**INPUT ROWS:**
>>>

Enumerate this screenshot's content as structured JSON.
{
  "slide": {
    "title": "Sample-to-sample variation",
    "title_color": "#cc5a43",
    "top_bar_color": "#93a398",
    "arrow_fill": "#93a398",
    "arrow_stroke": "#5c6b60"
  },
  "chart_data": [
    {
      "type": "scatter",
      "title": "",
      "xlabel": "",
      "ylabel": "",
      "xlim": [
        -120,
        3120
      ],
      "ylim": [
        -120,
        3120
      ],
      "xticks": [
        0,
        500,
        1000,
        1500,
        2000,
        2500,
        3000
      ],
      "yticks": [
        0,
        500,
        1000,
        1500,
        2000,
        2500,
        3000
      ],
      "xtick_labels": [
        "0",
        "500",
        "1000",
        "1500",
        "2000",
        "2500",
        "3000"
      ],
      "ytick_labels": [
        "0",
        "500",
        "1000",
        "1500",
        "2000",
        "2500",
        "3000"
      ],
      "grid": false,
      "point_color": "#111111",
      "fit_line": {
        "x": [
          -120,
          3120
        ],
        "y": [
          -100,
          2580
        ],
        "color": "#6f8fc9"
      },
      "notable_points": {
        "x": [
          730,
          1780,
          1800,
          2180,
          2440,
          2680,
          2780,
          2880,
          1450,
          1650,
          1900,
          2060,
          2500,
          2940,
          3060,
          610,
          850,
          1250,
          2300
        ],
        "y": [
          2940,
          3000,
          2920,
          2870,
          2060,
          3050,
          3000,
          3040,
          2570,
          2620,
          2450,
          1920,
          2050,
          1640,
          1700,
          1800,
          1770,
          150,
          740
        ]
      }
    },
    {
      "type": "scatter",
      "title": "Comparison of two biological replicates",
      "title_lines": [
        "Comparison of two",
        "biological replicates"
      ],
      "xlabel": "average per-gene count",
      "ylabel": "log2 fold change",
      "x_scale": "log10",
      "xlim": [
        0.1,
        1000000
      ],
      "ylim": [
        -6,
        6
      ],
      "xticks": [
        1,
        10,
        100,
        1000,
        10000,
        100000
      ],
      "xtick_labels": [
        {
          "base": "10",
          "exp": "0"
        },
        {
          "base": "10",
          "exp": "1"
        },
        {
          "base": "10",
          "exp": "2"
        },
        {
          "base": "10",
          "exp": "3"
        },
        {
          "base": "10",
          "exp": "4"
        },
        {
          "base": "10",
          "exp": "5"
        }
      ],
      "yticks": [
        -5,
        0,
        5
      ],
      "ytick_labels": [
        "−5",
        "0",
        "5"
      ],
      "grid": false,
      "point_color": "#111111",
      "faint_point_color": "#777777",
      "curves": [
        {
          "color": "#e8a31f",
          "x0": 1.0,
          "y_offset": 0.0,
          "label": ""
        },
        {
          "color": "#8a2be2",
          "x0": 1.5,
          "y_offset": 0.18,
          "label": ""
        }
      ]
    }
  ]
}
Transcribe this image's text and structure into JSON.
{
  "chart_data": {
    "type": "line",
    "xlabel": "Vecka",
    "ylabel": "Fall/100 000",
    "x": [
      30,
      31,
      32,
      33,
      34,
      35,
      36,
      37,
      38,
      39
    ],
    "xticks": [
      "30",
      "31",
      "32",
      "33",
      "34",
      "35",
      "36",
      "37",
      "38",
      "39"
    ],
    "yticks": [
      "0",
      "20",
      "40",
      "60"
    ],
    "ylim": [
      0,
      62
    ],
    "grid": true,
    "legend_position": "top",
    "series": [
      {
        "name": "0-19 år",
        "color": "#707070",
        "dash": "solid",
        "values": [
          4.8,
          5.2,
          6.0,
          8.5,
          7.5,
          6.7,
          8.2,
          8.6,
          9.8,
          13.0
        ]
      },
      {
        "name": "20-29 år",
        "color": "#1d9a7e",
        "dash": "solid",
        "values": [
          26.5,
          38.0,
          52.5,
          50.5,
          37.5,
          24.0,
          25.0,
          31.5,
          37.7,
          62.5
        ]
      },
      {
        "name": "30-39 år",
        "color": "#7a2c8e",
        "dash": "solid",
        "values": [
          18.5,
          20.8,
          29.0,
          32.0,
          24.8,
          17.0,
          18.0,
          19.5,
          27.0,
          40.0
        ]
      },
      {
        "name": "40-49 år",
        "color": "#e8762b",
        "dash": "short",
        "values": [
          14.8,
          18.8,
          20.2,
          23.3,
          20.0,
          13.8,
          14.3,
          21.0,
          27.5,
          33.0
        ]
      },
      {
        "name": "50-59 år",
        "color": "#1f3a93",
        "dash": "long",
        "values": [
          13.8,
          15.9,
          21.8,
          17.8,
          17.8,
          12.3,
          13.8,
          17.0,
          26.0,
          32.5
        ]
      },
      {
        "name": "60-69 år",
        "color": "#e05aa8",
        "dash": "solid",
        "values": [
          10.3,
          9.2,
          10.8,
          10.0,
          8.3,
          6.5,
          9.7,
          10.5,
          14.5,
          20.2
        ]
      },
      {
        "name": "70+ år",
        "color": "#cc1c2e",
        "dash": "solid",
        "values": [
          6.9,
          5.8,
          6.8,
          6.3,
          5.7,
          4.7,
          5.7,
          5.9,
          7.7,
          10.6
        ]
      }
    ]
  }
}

<<<

**PROBLEM TO WORK ON:**
Your task is to repeat the data exactly; please include every line.

**PROBLEM SOLUTION:**
Enumerate this screenshot's content as structured JSON.
{
  "slide": {
    "title": "Sample-to-sample variation",
    "title_color": "#cc5a43",
    "top_bar_color": "#93a398",
    "arrow_fill": "#93a398",
    "arrow_stroke": "#5c6b60"
  },
  "chart_data": [
    {
      "type": "scatter",
      "title": "",
      "xlabel": "",
      "ylabel": "",
      "xlim": [
        -120,
        3120
      ],
      "ylim": [
        -120,
        3120
      ],
      "xticks": [
        0,
        500,
        1000,
        1500,
        2000,
        2500,
        3000
      ],
      "yticks": [
        0,
        500,
        1000,
        1500,
        2000,
        2500,
        3000
      ],
      "xtick_labels": [
        "0",
        "500",
        "1000",
        "1500",
        "2000",
        "2500",
        "3000"
      ],
      "ytick_labels": [
        "0",
        "500",
        "1000",
        "1500",
        "2000",
        "2500",
        "3000"
      ],
      "grid": false,
      "point_color": "#111111",
      "fit_line": {
        "x": [
          -120,
          3120
        ],
        "y": [
          -100,
          2580
        ],
        "color": "#6f8fc9"
      },
      "notable_points": {
        "x": [
          730,
          1780,
          1800,
          2180,
          2440,
          2680,
          2780,
          2880,
          1450,
          1650,
          1900,
          2060,
          2500,
          2940,
          3060,
          610,
          850,
          1250,
          2300
        ],
        "y": [
          2940,
          3000,
          2920,
          2870,
          2060,
          3050,
          3000,
          3040,
          2570,
          2620,
          2450,
          1920,
          2050,
          1640,
          1700,
          1800,
          1770,
          150,
          740
        ]
      }
    },
    {
      "type": "scatter",
      "title": "Comparison of two biological replicates",
      "title_lines": [
        "Comparison of two",
        "biological replicates"
      ],
      "xlabel": "average per-gene count",
      "ylabel": "log2 fold change",
      "x_scale": "log10",
      "xlim": [
        0.1,
        1000000
      ],
      "ylim": [
        -6,
        6
      ],
      "xticks": [
        1,
        10,
        100,
        1000,
        10000,
        100000
      ],
      "xtick_labels": [
        {
          "base": "10",
          "exp": "0"
        },
        {
          "base": "10",
          "exp": "1"
        },
        {
          "base": "10",
          "exp": "2"
        },
        {
          "base": "10",
          "exp": "3"
        },
        {
          "base": "10",
          "exp": "4"
        },
        {
          "base": "10",
          "exp": "5"
        }
      ],
      "yticks": [
        -5,
        0,
        5
      ],
      "ytick_labels": [
        "−5",
        "0",
        "5"
      ],
      "grid": false,
      "point_color": "#111111",
      "faint_point_color": "#777777",
      "curves": [
        {
          "color": "#e8a31f",
          "x0": 1.0,
          "y_offset": 0.0,
          "label": ""
        },
        {
          "color": "#8a2be2",
          "x0": 1.5,
          "y_offset": 0.18,
          "label": ""
        }
      ]
    }
  ]
}
Transcribe this image's text and structure into JSON.
{
  "chart_data": {
    "type": "line",
    "xlabel": "Vecka",
    "ylabel": "Fall/100 000",
    "x": [
      30,
      31,
      32,
      33,
      34,
      35,
      36,
      37,
      38,
      39
    ],
    "xticks": [
      "30",
      "31",
      "32",
      "33",
      "34",
      "35",
      "36",
      "37",
      "38",
      "39"
    ],
    "yticks": [
      "0",
      "20",
      "40",
      "60"
    ],
    "ylim": [
      0,
      62
    ],
    "grid": true,
    "legend_position": "top",
    "series": [
      {
        "name": "0-19 år",
        "color": "#707070",
        "dash": "solid",
        "values": [
          4.8,
          5.2,
          6.0,
          8.5,
          7.5,
          6.7,
          8.2,
          8.6,
          9.8,
          13.0
        ]
      },
      {
        "name": "20-29 år",
        "color": "#1d9a7e",
        "dash": "solid",
        "values": [
          26.5,
          38.0,
          52.5,
          50.5,
          37.5,
          24.0,
          25.0,
          31.5,
          37.7,
          62.5
        ]
      },
      {
        "name": "30-39 år",
        "color": "#7a2c8e",
        "dash": "solid",
        "values": [
          18.5,
          20.8,
          29.0,
          32.0,
          24.8,
          17.0,
          18.0,
          19.5,
          27.0,
          40.0
        ]
      },
      {
        "name": "40-49 år",
        "color": "#e8762b",
        "dash": "short",
        "values": [
          14.8,
          18.8,
          20.2,
          23.3,
          20.0,
          13.8,
          14.3,
          21.0,
          27.5,
          33.0
        ]
      },
      {
        "name": "50-59 år",
        "color": "#1f3a93",
        "dash": "long",
        "values": [
          13.8,
          15.9,
          21.8,
          17.8,
          17.8,
          12.3,
          13.8,
          17.0,
          26.0,
          32.5
        ]
      },
      {
        "name": "60-69 år",
        "color": "#e05aa8",
        "dash": "solid",
        "values": [
          10.3,
          9.2,
          10.8,
          10.0,
          8.3,
          6.5,
          9.7,
          10.5,
          14.5,
          20.2
        ]
      },
      {
        "name": "70+ år",
        "color": "#cc1c2e",
        "dash": "solid",
        "values": [
          6.9,
          5.8,
          6.8,
          6.3,
          5.7,
          4.7,
          5.7,
          5.9,
          7.7,
          10.6
        ]
      }
    ]
  }
}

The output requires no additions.